Directive
Where a line in the listing below contains the word "ylabel", copy that line.

Supplied records
## START

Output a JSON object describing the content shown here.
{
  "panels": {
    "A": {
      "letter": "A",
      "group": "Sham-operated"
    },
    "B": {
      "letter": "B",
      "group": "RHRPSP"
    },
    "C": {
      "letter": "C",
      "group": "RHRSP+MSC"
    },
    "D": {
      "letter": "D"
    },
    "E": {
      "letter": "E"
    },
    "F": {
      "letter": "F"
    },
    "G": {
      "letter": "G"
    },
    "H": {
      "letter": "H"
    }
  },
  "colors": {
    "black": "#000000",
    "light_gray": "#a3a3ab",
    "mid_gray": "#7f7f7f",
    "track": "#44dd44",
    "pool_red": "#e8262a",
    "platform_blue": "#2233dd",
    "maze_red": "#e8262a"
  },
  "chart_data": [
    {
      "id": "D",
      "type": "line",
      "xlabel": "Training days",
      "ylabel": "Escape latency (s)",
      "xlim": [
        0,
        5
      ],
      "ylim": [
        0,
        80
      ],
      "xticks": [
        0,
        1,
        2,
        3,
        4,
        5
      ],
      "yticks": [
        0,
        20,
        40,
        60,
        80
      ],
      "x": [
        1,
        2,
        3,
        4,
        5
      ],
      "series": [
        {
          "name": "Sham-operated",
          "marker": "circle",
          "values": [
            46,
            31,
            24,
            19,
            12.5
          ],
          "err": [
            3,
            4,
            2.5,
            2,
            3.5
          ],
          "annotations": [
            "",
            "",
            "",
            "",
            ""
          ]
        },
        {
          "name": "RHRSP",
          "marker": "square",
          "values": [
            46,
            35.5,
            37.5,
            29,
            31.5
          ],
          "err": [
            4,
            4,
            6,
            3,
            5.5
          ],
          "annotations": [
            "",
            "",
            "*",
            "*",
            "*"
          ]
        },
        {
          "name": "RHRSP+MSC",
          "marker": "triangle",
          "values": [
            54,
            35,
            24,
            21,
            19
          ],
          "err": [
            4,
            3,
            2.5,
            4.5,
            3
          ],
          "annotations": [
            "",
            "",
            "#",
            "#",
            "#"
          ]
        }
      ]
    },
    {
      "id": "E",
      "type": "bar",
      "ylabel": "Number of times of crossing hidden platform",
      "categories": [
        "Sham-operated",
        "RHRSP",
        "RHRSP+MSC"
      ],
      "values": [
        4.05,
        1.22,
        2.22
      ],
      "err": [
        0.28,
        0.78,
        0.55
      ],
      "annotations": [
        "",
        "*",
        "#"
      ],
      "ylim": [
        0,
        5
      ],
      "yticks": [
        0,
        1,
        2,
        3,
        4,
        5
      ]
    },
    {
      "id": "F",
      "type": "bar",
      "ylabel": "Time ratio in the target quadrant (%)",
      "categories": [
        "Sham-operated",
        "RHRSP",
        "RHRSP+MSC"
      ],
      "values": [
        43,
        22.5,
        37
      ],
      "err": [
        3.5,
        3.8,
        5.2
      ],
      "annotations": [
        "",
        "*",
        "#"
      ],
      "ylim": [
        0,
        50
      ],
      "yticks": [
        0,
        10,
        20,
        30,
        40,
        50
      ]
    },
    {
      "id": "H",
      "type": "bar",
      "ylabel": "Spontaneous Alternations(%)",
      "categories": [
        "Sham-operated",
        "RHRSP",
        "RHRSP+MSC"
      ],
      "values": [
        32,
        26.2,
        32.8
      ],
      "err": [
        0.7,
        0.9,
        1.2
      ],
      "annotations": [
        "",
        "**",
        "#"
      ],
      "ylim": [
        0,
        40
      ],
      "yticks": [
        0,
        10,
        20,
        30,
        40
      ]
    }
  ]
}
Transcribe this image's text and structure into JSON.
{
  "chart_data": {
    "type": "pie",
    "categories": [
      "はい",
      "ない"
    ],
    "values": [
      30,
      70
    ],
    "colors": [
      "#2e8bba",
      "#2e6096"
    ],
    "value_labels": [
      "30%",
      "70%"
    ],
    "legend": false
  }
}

## END

Output of the exercise
      "ylabel": "Escape latency (s)",
      "ylabel": "Number of times of crossing hidden platform",
      "ylabel": "Time ratio in the target quadrant (%)",
      "ylabel": "Spontaneous Alternations(%)",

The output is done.